== WHAT YOU SHOULD DO ==
Print every line of the data below verbatim, leaving out the pictures.

== SUPPLIED MATERIAL ==
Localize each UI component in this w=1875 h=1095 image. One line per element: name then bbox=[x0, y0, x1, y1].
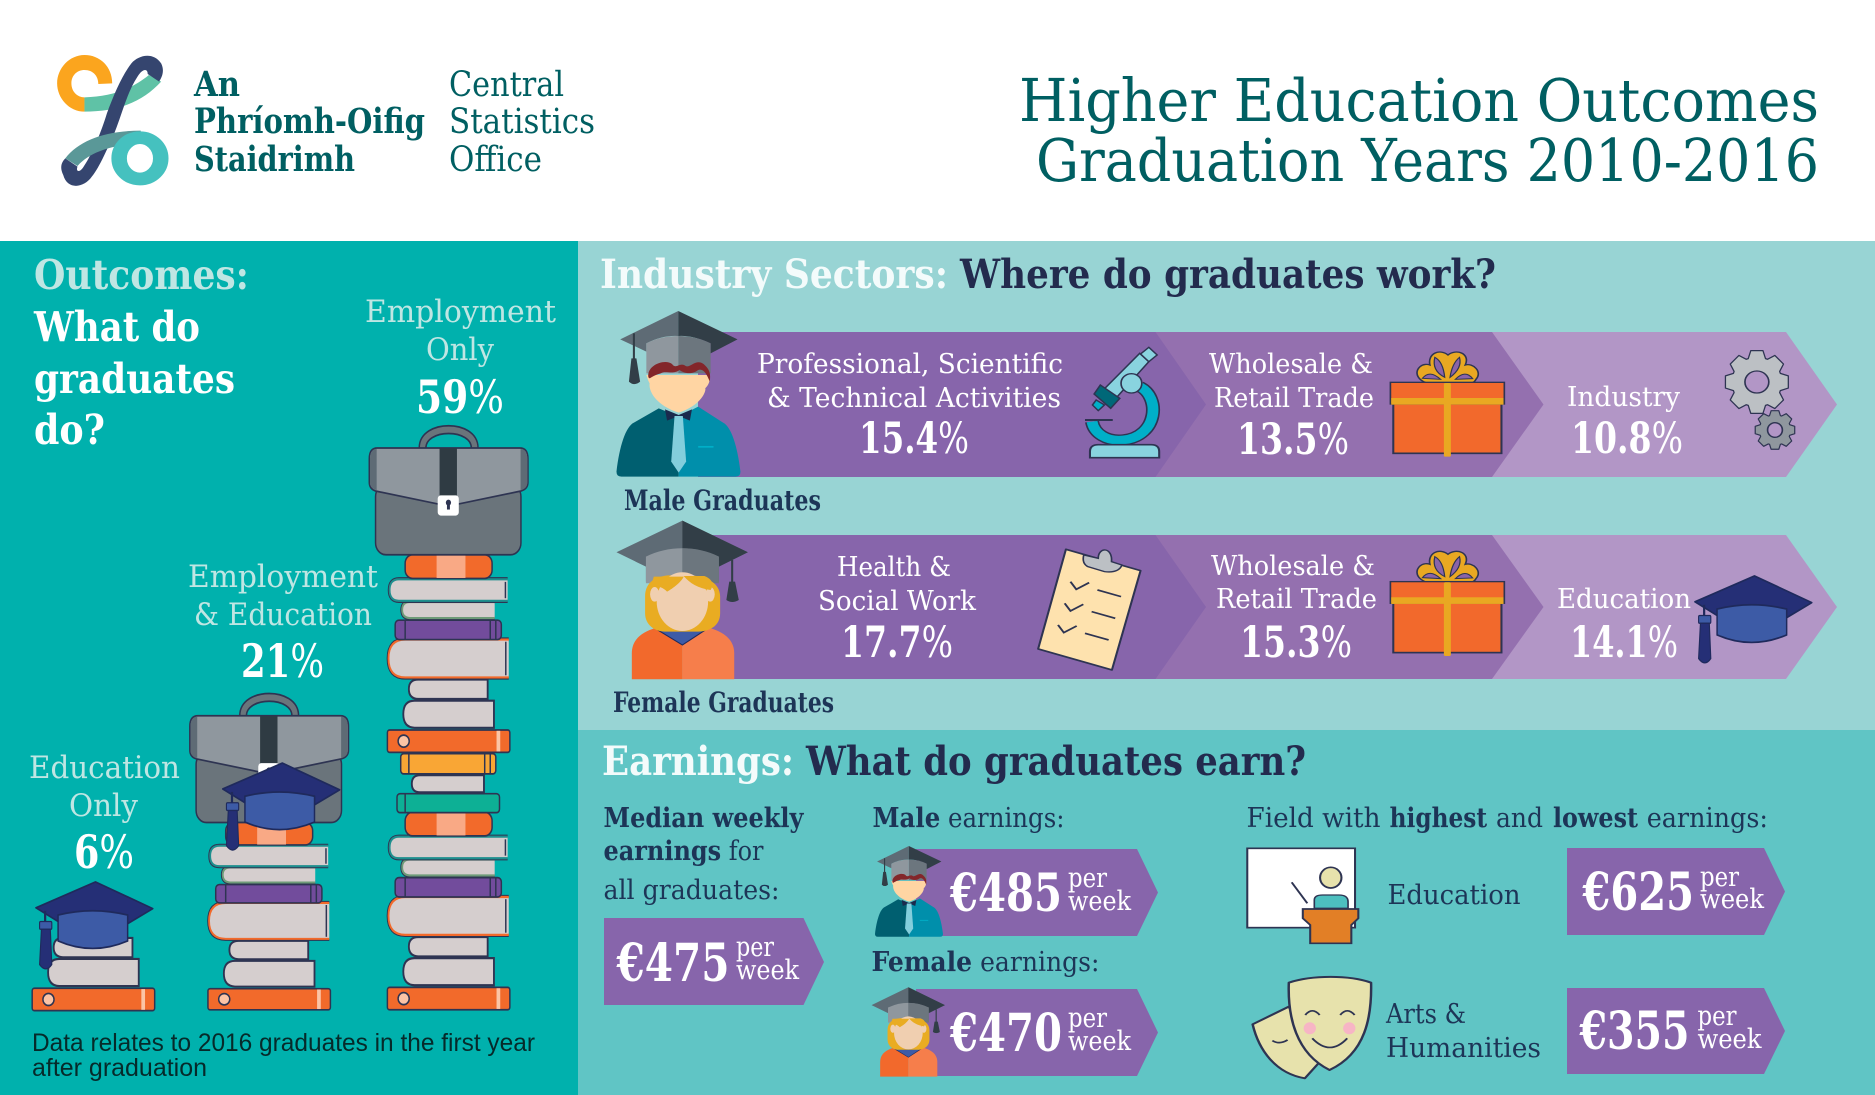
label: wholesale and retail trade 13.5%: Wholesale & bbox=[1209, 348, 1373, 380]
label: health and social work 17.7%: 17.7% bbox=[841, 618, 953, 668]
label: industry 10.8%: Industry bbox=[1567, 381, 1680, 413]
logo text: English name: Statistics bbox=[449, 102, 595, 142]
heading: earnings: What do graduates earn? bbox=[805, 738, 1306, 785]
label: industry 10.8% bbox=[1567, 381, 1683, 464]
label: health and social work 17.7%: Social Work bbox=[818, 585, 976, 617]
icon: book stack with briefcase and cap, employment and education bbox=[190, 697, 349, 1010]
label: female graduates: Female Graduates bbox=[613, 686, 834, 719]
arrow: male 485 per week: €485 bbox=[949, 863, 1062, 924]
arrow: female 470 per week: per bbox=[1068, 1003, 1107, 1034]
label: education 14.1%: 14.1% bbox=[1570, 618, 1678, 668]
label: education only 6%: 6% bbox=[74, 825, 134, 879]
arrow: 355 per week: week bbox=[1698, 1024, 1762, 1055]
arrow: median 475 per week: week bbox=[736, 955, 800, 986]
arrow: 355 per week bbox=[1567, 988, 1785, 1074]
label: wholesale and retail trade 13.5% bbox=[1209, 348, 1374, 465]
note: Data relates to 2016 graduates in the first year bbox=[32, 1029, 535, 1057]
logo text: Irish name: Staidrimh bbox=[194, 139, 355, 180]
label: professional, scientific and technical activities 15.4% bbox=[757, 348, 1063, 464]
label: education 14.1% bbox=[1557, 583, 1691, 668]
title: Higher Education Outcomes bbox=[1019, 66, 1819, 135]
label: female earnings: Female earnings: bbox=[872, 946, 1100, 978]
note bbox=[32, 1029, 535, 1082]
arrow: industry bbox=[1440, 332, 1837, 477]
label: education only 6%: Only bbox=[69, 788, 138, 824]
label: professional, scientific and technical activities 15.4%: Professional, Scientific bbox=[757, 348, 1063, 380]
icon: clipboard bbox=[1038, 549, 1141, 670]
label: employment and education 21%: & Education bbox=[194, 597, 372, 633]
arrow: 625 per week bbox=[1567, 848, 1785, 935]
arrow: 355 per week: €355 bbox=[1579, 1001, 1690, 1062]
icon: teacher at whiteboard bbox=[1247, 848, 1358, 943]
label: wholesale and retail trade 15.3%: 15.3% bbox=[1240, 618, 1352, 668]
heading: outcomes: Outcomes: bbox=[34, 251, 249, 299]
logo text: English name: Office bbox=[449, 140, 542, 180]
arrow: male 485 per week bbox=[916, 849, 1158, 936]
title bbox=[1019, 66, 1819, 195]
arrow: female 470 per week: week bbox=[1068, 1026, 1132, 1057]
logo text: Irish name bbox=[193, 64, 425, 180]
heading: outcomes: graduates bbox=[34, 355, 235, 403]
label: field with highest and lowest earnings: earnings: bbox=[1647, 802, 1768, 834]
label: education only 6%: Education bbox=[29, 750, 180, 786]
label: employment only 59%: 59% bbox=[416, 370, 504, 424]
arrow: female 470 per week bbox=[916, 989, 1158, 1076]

== TASK ANSWER ==
Localize each UI component in this w=1875 h=1095 image. One line per element: name then bbox=[x0, y0, x1, y1].
label: wholesale and retail trade 13.5%: Wholesale & bbox=[1209, 348, 1373, 380]
label: health and social work 17.7%: 17.7% bbox=[841, 618, 953, 668]
label: industry 10.8%: Industry bbox=[1567, 381, 1680, 413]
logo text: English name: Statistics bbox=[449, 102, 595, 142]
heading: earnings: What do graduates earn? bbox=[805, 738, 1306, 785]
label: industry 10.8% bbox=[1567, 381, 1683, 464]
label: health and social work 17.7%: Social Work bbox=[818, 585, 976, 617]
icon: book stack with briefcase and cap, employment and education bbox=[190, 697, 349, 1010]
label: female graduates: Female Graduates bbox=[613, 686, 834, 719]
arrow: male 485 per week: €485 bbox=[949, 863, 1062, 924]
arrow: female 470 per week: per bbox=[1068, 1003, 1107, 1034]
label: education 14.1%: 14.1% bbox=[1570, 618, 1678, 668]
label: education only 6%: 6% bbox=[74, 825, 134, 879]
arrow: 355 per week: week bbox=[1698, 1024, 1762, 1055]
arrow: median 475 per week: week bbox=[736, 955, 800, 986]
arrow: 355 per week bbox=[1567, 988, 1785, 1074]
label: wholesale and retail trade 13.5% bbox=[1209, 348, 1374, 465]
note: Data relates to 2016 graduates in the first year bbox=[32, 1029, 535, 1057]
logo text: Irish name: Staidrimh bbox=[194, 139, 355, 180]
label: professional, scientific and technical activities 15.4% bbox=[757, 348, 1063, 464]
label: education 14.1% bbox=[1557, 583, 1691, 668]
title: Higher Education Outcomes bbox=[1019, 66, 1819, 135]
label: female earnings: Female earnings: bbox=[872, 946, 1100, 978]
note bbox=[32, 1029, 535, 1082]
arrow: industry bbox=[1440, 332, 1837, 477]
label: education only 6%: Only bbox=[69, 788, 138, 824]
label: professional, scientific and technical activities 15.4%: Professional, Scientific bbox=[757, 348, 1063, 380]
icon: clipboard bbox=[1038, 549, 1141, 670]
label: employment and education 21%: & Education bbox=[194, 597, 372, 633]
arrow: 625 per week bbox=[1567, 848, 1785, 935]
arrow: 355 per week: €355 bbox=[1579, 1001, 1690, 1062]
icon: teacher at whiteboard bbox=[1247, 848, 1358, 943]
label: wholesale and retail trade 15.3%: 15.3% bbox=[1240, 618, 1352, 668]
heading: outcomes: Outcomes: bbox=[34, 251, 249, 299]
logo text: English name: Office bbox=[449, 140, 542, 180]
arrow: male 485 per week bbox=[916, 849, 1158, 936]
title bbox=[1019, 66, 1819, 195]
arrow: female 470 per week: week bbox=[1068, 1026, 1132, 1057]
logo text: Irish name bbox=[193, 64, 425, 180]
heading: outcomes: graduates bbox=[34, 355, 235, 403]
label: field with highest and lowest earnings: earnings: bbox=[1647, 802, 1768, 834]
label: education only 6%: Education bbox=[29, 750, 180, 786]
label: employment only 59%: 59% bbox=[416, 370, 504, 424]
arrow: female 470 per week bbox=[916, 989, 1158, 1076]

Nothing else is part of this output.